(Dataset records)

━━━━

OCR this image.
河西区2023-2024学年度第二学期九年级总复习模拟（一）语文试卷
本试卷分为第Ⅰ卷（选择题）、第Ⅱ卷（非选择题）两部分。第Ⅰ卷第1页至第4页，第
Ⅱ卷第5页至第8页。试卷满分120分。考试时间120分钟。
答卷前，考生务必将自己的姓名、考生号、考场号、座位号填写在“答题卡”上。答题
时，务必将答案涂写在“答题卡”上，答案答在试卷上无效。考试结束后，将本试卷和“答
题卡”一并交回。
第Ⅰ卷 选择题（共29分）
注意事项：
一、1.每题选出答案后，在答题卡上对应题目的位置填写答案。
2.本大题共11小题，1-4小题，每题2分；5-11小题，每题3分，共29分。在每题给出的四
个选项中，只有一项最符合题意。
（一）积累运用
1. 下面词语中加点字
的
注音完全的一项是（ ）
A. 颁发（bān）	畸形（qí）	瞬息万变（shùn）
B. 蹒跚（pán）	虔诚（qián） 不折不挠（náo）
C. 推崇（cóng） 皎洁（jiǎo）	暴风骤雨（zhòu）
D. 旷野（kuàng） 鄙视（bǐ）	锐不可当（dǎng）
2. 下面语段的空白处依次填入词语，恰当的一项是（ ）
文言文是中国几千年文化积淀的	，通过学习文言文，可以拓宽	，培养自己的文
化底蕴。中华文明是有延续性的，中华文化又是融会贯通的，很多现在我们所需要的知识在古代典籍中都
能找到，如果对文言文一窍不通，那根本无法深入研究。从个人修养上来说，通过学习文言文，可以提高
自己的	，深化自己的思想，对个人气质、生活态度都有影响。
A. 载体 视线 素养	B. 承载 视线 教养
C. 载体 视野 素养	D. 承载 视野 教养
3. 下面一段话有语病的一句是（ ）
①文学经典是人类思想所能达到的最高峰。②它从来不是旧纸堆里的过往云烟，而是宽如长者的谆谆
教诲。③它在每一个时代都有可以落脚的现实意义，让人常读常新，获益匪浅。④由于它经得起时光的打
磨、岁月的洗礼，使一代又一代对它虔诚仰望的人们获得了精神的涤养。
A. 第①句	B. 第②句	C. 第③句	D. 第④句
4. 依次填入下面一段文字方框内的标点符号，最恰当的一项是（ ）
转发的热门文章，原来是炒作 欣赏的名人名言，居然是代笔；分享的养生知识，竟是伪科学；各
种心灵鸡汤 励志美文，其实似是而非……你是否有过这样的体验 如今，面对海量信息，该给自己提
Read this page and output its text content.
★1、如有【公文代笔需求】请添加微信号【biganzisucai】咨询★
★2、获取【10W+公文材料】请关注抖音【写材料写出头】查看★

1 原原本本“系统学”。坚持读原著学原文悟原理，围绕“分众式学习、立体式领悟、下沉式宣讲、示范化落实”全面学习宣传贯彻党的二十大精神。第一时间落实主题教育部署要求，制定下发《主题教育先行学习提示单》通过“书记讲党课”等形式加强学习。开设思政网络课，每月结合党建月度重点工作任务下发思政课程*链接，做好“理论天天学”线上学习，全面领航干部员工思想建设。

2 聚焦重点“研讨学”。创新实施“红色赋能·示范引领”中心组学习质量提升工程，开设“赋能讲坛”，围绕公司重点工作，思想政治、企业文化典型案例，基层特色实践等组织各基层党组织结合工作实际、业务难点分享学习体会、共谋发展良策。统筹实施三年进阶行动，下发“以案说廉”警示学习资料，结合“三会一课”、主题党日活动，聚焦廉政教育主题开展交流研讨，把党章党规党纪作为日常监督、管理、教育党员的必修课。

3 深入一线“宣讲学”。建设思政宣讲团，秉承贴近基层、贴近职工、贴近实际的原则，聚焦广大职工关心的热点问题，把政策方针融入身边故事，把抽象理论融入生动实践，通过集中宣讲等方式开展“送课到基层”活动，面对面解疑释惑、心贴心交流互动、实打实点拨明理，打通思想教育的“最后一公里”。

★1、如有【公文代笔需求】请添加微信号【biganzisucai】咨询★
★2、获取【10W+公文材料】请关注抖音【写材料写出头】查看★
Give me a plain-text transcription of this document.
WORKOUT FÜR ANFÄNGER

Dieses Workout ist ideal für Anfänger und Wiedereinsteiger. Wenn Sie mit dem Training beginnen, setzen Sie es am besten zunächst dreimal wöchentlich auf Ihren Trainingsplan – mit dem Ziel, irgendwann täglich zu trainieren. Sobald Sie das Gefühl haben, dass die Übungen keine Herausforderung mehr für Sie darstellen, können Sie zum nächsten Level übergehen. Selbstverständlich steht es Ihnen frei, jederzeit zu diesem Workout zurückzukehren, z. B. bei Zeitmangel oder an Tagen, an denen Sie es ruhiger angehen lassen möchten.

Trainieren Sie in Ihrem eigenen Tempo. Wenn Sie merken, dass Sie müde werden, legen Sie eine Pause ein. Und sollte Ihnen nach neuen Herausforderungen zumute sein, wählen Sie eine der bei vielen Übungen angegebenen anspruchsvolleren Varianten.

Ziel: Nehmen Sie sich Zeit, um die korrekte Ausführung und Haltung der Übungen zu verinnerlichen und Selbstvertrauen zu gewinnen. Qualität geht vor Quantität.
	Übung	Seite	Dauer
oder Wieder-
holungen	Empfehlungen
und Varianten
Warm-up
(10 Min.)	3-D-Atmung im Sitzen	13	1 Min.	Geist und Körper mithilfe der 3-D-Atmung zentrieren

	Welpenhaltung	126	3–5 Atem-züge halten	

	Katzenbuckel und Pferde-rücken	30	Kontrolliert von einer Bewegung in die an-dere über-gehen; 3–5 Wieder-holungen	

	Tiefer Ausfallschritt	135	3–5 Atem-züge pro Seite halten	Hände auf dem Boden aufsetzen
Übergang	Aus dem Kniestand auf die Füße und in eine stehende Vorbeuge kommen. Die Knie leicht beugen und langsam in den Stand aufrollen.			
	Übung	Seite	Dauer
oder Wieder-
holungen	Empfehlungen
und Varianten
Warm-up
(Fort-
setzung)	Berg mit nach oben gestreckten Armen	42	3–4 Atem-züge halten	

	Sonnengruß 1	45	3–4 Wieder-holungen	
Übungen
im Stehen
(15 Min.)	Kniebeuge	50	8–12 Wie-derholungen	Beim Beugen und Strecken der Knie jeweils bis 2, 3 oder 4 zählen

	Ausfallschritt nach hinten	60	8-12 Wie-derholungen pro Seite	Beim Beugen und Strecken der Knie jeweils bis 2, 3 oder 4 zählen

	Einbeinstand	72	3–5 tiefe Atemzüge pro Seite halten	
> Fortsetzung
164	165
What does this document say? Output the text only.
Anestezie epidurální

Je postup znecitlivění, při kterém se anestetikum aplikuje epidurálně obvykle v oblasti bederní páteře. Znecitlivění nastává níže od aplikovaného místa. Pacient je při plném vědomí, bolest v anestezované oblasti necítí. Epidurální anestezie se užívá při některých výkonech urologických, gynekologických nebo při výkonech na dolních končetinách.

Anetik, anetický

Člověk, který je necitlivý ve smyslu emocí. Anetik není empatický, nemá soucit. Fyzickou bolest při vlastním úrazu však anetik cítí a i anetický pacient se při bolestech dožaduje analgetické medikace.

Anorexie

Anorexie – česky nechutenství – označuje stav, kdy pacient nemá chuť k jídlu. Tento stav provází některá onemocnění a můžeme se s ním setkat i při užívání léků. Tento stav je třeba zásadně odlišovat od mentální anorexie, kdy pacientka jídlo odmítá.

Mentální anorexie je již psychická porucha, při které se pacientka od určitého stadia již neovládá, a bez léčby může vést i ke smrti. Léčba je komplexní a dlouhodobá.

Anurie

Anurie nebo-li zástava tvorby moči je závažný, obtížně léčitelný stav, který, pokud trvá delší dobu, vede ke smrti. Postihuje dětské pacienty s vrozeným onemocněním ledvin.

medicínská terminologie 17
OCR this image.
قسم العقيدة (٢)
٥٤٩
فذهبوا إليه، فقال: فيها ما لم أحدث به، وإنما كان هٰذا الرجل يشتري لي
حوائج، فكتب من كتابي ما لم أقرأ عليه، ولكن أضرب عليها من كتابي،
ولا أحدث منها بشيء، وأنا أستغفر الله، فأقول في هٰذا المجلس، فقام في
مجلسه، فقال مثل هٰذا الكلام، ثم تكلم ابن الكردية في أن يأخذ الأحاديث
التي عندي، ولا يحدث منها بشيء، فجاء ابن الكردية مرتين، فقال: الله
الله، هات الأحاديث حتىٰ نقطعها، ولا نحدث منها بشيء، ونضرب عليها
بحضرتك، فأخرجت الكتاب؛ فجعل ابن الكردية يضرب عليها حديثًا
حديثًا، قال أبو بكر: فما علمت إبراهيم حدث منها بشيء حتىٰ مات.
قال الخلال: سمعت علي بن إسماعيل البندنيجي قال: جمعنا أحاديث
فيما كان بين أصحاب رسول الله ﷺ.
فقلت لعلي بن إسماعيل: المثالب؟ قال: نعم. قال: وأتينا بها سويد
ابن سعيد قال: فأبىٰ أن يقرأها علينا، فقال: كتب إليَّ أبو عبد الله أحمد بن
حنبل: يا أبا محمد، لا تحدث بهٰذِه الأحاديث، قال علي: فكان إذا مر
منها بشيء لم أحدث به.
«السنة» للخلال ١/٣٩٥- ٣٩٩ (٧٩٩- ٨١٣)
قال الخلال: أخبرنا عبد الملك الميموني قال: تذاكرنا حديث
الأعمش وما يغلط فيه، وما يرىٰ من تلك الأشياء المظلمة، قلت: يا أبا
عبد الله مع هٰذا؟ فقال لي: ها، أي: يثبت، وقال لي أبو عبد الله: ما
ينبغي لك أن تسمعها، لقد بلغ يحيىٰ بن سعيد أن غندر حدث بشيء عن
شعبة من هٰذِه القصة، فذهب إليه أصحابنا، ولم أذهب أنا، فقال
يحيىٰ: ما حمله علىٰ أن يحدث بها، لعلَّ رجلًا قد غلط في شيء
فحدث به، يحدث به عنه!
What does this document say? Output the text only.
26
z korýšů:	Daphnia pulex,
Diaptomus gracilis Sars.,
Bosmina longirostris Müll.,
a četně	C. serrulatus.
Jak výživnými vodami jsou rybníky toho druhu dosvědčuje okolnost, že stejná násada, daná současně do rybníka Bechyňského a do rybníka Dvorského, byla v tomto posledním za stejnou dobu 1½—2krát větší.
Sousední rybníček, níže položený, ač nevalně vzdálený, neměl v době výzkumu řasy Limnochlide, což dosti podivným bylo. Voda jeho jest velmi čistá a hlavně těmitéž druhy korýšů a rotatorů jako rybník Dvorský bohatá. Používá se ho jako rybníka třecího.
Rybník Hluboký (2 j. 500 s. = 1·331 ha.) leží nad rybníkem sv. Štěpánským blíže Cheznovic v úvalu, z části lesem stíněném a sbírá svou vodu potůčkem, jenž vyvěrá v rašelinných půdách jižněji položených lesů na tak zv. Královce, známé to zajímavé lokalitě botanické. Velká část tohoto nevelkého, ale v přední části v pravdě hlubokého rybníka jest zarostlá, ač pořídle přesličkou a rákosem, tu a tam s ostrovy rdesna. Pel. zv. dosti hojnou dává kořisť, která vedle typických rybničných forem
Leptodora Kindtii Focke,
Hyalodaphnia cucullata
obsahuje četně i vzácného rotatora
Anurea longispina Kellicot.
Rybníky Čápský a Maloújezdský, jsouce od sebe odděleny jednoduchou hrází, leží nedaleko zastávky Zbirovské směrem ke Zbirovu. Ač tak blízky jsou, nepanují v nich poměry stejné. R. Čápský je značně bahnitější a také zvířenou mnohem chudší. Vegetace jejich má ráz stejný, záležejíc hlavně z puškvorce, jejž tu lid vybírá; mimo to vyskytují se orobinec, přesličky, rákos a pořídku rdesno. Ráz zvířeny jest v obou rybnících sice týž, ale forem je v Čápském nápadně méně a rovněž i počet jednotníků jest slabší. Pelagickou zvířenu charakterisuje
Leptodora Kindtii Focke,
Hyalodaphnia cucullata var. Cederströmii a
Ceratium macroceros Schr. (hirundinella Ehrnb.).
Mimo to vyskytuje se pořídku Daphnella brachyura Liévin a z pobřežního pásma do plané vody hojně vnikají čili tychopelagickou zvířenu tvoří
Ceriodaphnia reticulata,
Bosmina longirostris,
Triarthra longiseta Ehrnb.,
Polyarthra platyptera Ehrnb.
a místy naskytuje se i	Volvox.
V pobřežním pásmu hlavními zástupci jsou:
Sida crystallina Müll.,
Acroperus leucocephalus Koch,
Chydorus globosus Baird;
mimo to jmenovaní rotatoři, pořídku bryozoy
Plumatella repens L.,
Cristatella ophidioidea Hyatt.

━━━━

Exercise instructions: Only a number is wanted here: how many lines in the data above include the string "jeweils"?

Response below: 2